EXERCISE INSTRUCTIONS
Pictures in the records should not be copied, but every other part must be repeated exactly.

Stored data entries:
## Start
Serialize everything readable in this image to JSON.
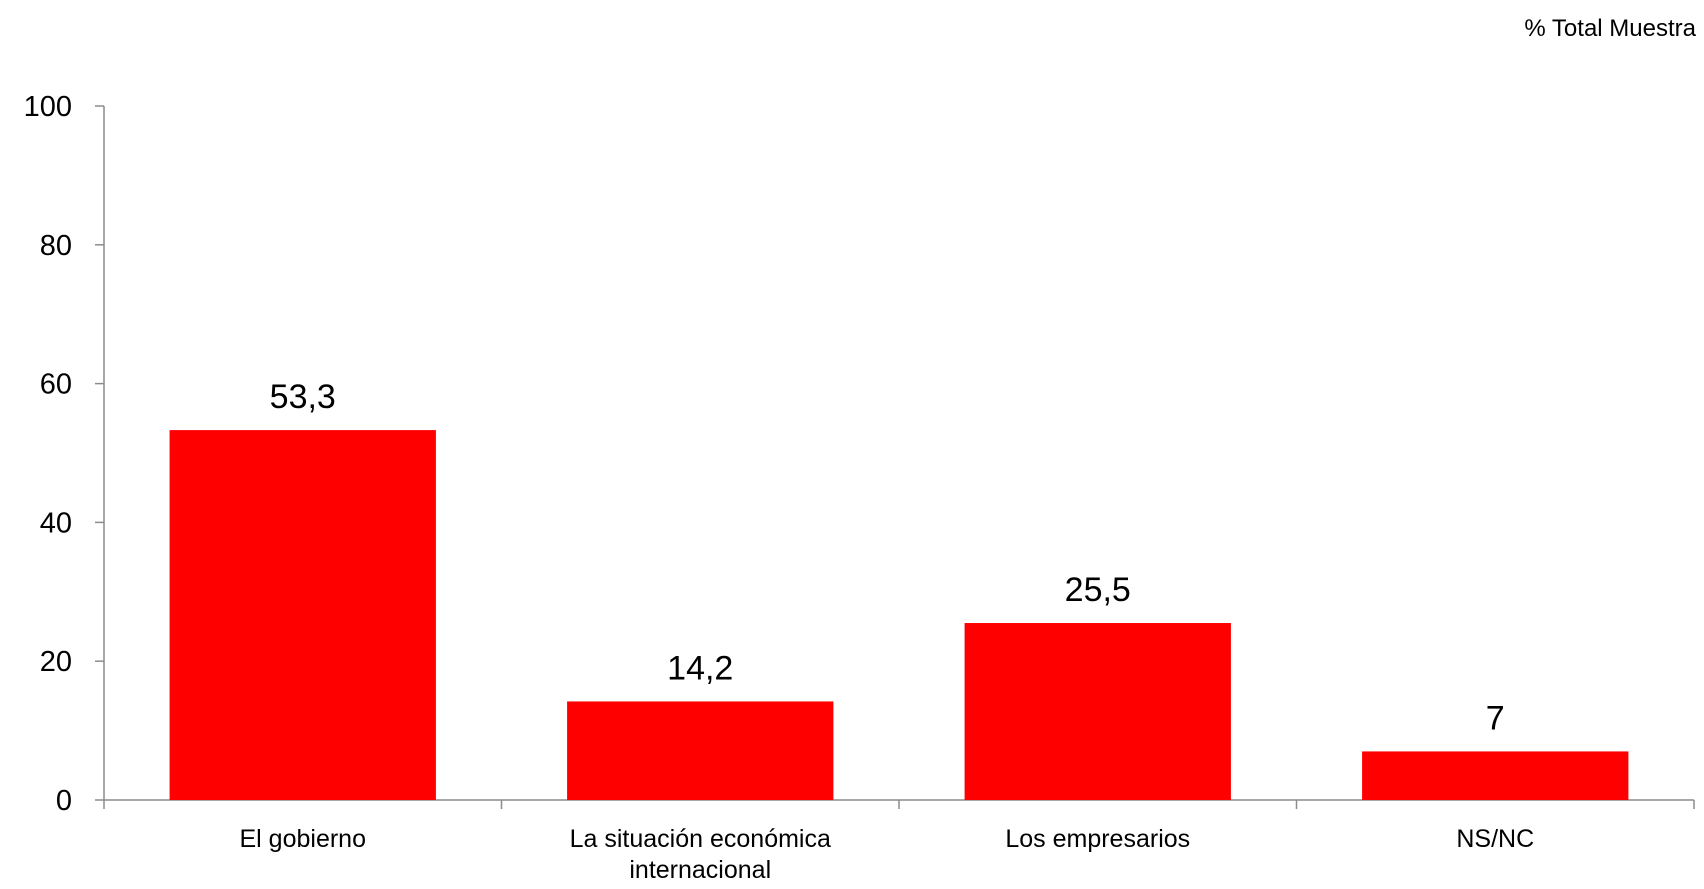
{
  "chart_data": {
    "type": "bar",
    "unit_note": "% Total Muestra",
    "categories": [
      [
        "El gobierno"
      ],
      [
        "La situación económica",
        "internacional"
      ],
      [
        "Los empresarios"
      ],
      [
        "NS/NC"
      ]
    ],
    "values": [
      53.3,
      14.2,
      25.5,
      7
    ],
    "data_labels": [
      "53,3",
      "14,2",
      "25,5",
      "7"
    ],
    "ylim": [
      0,
      100
    ],
    "yticks": [
      0,
      20,
      40,
      60,
      80,
      100
    ],
    "bar_color": "#ff0000",
    "axis_color": "#8c8c8c",
    "grid": false,
    "legend": "none"
  }
}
## End
RESPONSE TO THE EXERCISE
Serialize everything readable in this image to JSON.
{
  "chart_data": {
    "type": "bar",
    "unit_note": "% Total Muestra",
    "categories": [
      [
        "El gobierno"
      ],
      [
        "La situación económica",
        "internacional"
      ],
      [
        "Los empresarios"
      ],
      [
        "NS/NC"
      ]
    ],
    "values": [
      53.3,
      14.2,
      25.5,
      7
    ],
    "data_labels": [
      "53,3",
      "14,2",
      "25,5",
      "7"
    ],
    "ylim": [
      0,
      100
    ],
    "yticks": [
      0,
      20,
      40,
      60,
      80,
      100
    ],
    "bar_color": "#ff0000",
    "axis_color": "#8c8c8c",
    "grid": false,
    "legend": "none"
  }
}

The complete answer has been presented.